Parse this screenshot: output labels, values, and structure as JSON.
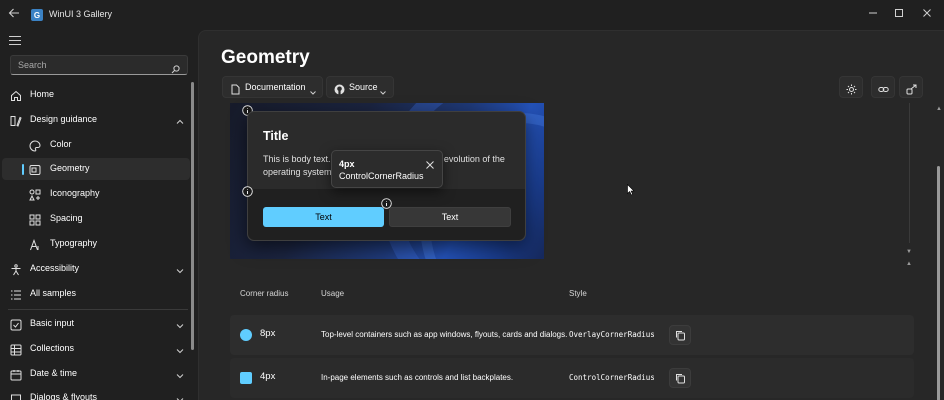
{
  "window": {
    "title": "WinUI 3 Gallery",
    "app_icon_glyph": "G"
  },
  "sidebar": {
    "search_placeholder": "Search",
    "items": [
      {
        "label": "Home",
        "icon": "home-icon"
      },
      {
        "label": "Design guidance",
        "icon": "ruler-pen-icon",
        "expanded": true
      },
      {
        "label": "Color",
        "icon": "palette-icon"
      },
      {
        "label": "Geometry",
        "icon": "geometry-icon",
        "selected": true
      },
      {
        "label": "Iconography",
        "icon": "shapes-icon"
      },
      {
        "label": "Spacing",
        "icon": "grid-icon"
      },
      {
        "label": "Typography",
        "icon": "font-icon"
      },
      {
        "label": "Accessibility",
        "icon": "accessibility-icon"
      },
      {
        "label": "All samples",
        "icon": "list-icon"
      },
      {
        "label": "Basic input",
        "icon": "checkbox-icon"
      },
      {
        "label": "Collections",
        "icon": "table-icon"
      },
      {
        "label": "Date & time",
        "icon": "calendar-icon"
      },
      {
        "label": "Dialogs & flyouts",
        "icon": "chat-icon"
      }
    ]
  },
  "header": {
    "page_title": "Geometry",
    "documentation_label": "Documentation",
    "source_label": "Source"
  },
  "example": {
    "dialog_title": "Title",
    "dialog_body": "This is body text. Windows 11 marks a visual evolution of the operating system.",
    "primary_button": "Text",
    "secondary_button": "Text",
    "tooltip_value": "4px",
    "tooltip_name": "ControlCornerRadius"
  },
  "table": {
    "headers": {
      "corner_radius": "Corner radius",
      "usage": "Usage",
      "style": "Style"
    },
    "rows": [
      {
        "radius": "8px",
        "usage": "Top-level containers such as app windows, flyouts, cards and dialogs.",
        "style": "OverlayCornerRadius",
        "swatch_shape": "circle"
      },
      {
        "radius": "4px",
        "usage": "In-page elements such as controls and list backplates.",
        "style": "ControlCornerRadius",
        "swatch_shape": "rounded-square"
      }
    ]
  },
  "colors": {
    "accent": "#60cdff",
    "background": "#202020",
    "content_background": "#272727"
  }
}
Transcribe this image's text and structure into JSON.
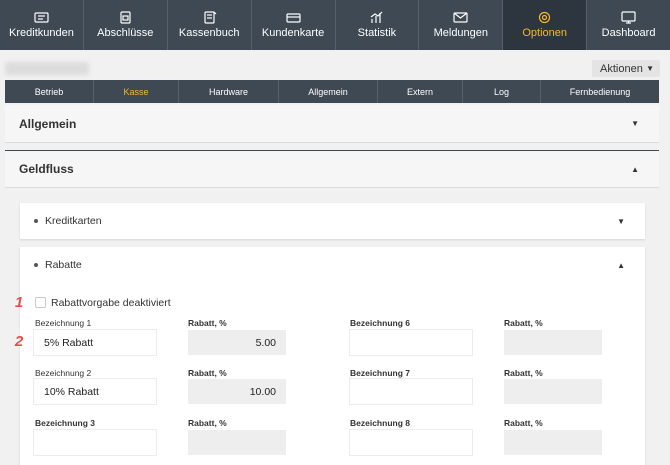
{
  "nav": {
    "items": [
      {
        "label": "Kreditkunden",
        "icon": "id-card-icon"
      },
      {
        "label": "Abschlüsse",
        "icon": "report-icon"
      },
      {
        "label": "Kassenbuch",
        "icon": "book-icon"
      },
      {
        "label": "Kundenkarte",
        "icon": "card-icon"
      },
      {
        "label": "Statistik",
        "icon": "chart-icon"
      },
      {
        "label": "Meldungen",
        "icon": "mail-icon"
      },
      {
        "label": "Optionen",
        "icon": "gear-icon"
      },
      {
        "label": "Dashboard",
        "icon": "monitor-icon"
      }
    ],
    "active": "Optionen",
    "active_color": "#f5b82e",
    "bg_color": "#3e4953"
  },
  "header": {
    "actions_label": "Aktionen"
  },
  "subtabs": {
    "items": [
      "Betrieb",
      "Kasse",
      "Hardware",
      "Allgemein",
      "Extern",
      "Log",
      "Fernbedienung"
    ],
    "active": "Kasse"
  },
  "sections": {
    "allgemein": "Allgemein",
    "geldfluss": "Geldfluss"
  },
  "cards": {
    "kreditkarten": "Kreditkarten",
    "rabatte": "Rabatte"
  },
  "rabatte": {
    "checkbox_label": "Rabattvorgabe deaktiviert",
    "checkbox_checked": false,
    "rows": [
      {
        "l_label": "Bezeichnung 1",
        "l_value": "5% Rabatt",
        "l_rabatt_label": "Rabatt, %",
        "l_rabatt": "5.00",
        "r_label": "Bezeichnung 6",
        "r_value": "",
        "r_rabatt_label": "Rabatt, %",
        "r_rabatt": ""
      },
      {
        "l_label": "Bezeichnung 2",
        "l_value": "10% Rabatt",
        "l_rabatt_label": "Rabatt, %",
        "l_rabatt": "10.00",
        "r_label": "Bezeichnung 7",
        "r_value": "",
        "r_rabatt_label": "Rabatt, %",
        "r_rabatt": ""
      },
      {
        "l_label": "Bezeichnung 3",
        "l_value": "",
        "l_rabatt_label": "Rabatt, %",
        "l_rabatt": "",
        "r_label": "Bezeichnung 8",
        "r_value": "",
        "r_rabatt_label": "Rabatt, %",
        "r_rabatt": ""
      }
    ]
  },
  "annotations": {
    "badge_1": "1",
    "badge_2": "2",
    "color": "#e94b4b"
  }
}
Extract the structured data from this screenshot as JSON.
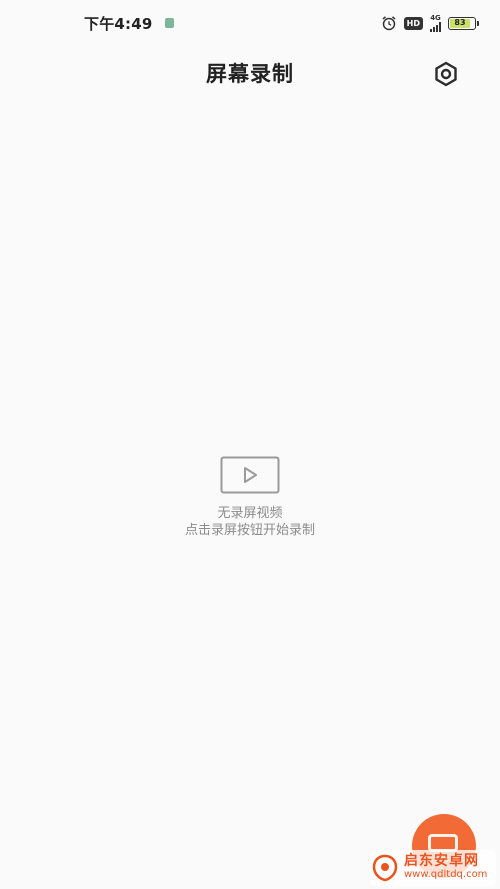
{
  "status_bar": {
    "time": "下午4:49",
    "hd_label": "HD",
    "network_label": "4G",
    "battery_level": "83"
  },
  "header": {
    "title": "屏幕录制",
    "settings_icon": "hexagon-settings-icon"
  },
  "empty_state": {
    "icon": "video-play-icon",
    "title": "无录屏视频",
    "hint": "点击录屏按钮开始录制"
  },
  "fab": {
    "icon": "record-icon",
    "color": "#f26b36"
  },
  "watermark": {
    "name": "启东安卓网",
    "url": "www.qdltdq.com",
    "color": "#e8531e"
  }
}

###

▸ **Exercise requirements**
From the entries above, copy every line that holds the word "JSON".

▸ **Finished answer**
Parse this screenshot: output labels, values, and structure as JSON.
Transcribe this image's text and structure into JSON.
Extract the structured data from this screenshot as JSON.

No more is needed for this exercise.